- _Exercise objective_
Your task is to copy every line of the records below that contains "energético".

- _Data entries_
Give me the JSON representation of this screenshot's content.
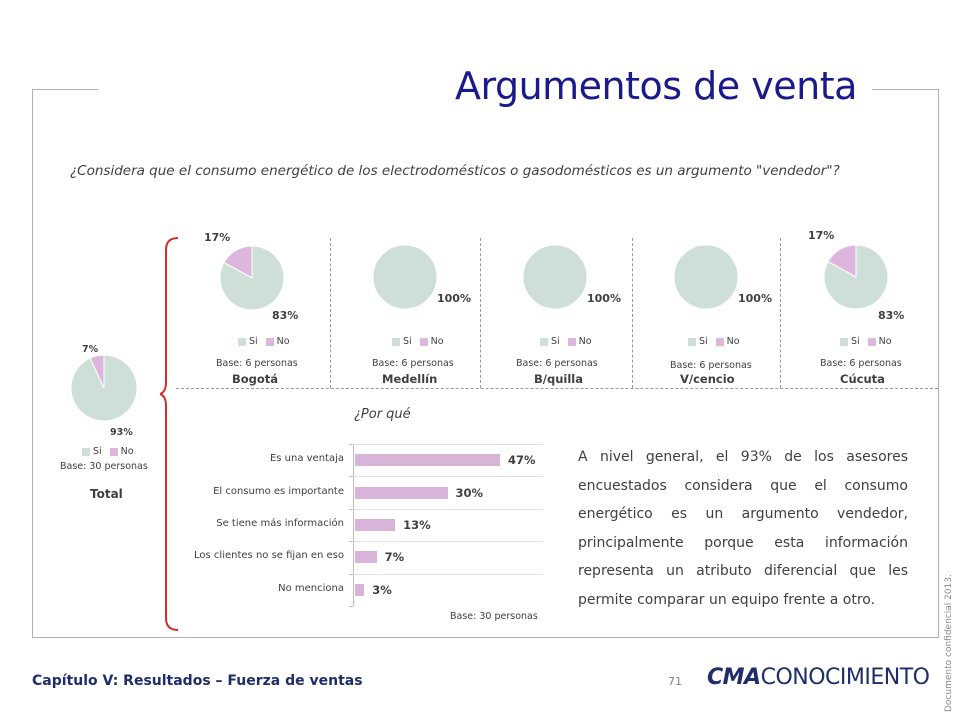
{
  "title": "Argumentos de venta",
  "question": "¿Considera que el consumo energético de los electrodomésticos o gasodomésticos es un argumento \"vendedor\"?",
  "colors": {
    "si": "#cddfd6",
    "no": "#dcb6dc",
    "title": "#1a1a8c",
    "bracket": "#d0302a",
    "bar": "#d8b4d8"
  },
  "legend": {
    "si": "Si",
    "no": "No"
  },
  "chart_data": [
    {
      "type": "pie",
      "title": "Total",
      "base": "Base: 30 personas",
      "slices": [
        {
          "name": "Si",
          "value": 93,
          "label": "93%"
        },
        {
          "name": "No",
          "value": 7,
          "label": "7%"
        }
      ]
    },
    {
      "type": "pie",
      "title": "Bogotá",
      "base": "Base: 6 personas",
      "slices": [
        {
          "name": "Si",
          "value": 83,
          "label": "83%"
        },
        {
          "name": "No",
          "value": 17,
          "label": "17%"
        }
      ]
    },
    {
      "type": "pie",
      "title": "Medellín",
      "base": "Base: 6 personas",
      "slices": [
        {
          "name": "Si",
          "value": 100,
          "label": "100%"
        },
        {
          "name": "No",
          "value": 0,
          "label": ""
        }
      ]
    },
    {
      "type": "pie",
      "title": "B/quilla",
      "base": "Base: 6 personas",
      "slices": [
        {
          "name": "Si",
          "value": 100,
          "label": "100%"
        },
        {
          "name": "No",
          "value": 0,
          "label": ""
        }
      ]
    },
    {
      "type": "pie",
      "title": "V/cencio",
      "base": "Base: 6 personas",
      "slices": [
        {
          "name": "Si",
          "value": 100,
          "label": "100%"
        },
        {
          "name": "No",
          "value": 0,
          "label": ""
        }
      ]
    },
    {
      "type": "pie",
      "title": "Cúcuta",
      "base": "Base: 6 personas",
      "slices": [
        {
          "name": "Si",
          "value": 83,
          "label": "83%"
        },
        {
          "name": "No",
          "value": 17,
          "label": "17%"
        }
      ]
    },
    {
      "type": "bar",
      "title": "¿Por qué",
      "orientation": "horizontal",
      "categories": [
        "Es una ventaja",
        "El consumo es importante",
        "Se tiene más información",
        "Los clientes no se fijan en eso",
        "No menciona"
      ],
      "values": [
        47,
        30,
        13,
        7,
        3
      ],
      "value_labels": [
        "47%",
        "30%",
        "13%",
        "7%",
        "3%"
      ],
      "base": "Base: 30 personas"
    }
  ],
  "body_text": "A nivel general, el 93% de los asesores encuestados considera que el consumo energético es un argumento vendedor, principalmente porque esta información representa un atributo diferencial que les permite comparar un equipo frente a otro.",
  "footer": {
    "chapter": "Capítulo V: Resultados – Fuerza de ventas",
    "page": "71",
    "logo_bold": "CMA",
    "logo_rest": "CONOCIMIENTO",
    "confidential": "Documento confidencial 2013."
  }
}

- _Reply_
  "question": "¿Considera que el consumo energético de los electrodomésticos o gasodomésticos es un argumento \"vendedor\"?",
  "body_text": "A nivel general, el 93% de los asesores encuestados considera que el consumo energético es un argumento vendedor, principalmente porque esta información representa un atributo diferencial que les permite comparar un equipo frente a otro.",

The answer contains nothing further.